● Task prompt: Every line that contains the word "this" should be copied.
-- Start Records shown --
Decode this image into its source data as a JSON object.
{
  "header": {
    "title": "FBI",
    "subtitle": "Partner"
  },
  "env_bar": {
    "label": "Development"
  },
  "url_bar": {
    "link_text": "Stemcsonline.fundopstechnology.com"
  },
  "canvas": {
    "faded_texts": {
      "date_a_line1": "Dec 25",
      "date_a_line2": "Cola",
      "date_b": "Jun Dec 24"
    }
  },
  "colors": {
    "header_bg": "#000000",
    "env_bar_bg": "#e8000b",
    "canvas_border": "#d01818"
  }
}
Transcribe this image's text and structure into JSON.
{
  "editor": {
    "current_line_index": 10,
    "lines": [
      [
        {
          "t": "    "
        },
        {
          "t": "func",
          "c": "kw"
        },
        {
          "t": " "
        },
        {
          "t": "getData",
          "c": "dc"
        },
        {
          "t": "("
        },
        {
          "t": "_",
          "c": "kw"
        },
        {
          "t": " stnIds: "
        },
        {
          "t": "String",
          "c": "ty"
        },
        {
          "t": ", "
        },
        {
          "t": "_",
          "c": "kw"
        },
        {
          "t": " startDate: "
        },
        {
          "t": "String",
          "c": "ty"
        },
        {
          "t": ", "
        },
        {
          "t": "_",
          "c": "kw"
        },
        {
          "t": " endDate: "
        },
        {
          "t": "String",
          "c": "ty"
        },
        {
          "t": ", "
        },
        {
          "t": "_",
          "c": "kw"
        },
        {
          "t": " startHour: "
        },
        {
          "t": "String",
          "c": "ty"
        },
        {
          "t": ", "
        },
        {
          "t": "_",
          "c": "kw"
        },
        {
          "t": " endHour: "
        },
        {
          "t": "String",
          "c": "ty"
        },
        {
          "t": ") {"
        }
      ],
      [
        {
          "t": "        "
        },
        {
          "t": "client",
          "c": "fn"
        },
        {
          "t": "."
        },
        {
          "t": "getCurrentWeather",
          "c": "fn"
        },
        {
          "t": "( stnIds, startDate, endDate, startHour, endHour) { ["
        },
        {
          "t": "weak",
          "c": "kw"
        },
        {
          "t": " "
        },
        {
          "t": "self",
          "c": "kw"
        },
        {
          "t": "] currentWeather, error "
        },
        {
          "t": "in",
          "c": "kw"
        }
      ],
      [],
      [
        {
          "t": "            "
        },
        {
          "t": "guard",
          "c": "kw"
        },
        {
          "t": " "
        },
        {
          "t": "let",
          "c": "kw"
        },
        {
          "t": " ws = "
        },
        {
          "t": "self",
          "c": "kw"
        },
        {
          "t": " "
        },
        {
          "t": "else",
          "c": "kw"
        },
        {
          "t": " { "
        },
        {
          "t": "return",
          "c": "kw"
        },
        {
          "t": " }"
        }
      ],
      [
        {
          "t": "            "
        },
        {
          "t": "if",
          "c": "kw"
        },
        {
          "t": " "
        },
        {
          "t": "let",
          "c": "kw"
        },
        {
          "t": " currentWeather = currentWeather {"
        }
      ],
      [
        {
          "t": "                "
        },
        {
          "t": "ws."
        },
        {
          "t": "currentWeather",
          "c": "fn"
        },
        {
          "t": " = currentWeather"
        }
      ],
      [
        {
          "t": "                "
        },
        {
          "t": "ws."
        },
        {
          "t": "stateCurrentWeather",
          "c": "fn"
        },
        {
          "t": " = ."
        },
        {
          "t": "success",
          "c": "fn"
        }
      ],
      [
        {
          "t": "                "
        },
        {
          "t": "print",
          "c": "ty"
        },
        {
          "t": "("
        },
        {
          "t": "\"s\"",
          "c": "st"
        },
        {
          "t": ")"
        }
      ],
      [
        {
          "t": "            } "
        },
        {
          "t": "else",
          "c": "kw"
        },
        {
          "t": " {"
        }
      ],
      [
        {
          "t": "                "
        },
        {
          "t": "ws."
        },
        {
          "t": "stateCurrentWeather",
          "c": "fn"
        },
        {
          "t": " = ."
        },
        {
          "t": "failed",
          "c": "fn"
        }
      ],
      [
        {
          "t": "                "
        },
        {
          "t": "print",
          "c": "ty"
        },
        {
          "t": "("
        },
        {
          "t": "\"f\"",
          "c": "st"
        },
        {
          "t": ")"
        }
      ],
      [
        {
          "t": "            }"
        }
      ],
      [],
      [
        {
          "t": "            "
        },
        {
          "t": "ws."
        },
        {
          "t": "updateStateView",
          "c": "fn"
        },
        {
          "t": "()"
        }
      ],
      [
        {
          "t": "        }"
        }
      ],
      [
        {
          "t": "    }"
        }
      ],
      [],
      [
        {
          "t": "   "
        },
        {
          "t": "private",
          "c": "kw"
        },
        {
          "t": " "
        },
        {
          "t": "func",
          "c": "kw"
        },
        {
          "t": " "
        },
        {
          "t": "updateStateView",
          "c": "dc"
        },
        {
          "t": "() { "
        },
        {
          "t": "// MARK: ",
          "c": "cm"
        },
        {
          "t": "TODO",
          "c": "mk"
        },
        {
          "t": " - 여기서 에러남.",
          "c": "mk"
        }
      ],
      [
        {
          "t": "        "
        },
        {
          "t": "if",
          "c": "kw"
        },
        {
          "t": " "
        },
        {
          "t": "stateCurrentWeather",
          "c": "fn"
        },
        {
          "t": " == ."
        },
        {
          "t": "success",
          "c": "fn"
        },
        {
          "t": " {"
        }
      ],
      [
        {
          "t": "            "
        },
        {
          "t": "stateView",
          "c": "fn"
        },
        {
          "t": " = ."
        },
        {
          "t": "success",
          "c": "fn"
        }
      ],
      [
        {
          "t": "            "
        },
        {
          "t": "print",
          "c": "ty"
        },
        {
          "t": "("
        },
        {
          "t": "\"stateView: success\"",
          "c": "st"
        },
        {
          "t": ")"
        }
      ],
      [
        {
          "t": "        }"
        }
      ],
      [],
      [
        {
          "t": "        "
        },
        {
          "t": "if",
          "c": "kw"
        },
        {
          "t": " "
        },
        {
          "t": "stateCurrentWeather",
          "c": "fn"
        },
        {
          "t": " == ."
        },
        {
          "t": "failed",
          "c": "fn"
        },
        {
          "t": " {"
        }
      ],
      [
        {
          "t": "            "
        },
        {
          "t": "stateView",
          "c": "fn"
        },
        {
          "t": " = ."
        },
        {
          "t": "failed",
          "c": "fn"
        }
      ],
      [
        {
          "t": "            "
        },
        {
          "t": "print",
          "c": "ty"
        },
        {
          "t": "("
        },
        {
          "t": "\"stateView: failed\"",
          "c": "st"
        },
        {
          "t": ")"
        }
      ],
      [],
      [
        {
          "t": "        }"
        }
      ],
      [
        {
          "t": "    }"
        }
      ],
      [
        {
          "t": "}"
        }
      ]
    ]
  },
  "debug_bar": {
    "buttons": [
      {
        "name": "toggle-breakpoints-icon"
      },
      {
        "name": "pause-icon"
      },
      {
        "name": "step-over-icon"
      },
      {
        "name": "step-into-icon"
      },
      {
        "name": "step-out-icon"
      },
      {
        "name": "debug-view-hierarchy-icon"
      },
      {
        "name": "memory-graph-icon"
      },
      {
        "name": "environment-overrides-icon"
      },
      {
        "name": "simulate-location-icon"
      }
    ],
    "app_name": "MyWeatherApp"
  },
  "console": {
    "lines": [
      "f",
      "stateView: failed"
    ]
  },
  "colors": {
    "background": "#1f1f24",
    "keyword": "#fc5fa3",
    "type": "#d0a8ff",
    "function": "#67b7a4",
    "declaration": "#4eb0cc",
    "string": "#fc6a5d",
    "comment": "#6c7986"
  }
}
-- End Records shown --
● Correct response:
Decode this image into its source data as a JSON object.
Transcribe this image's text and structure into JSON.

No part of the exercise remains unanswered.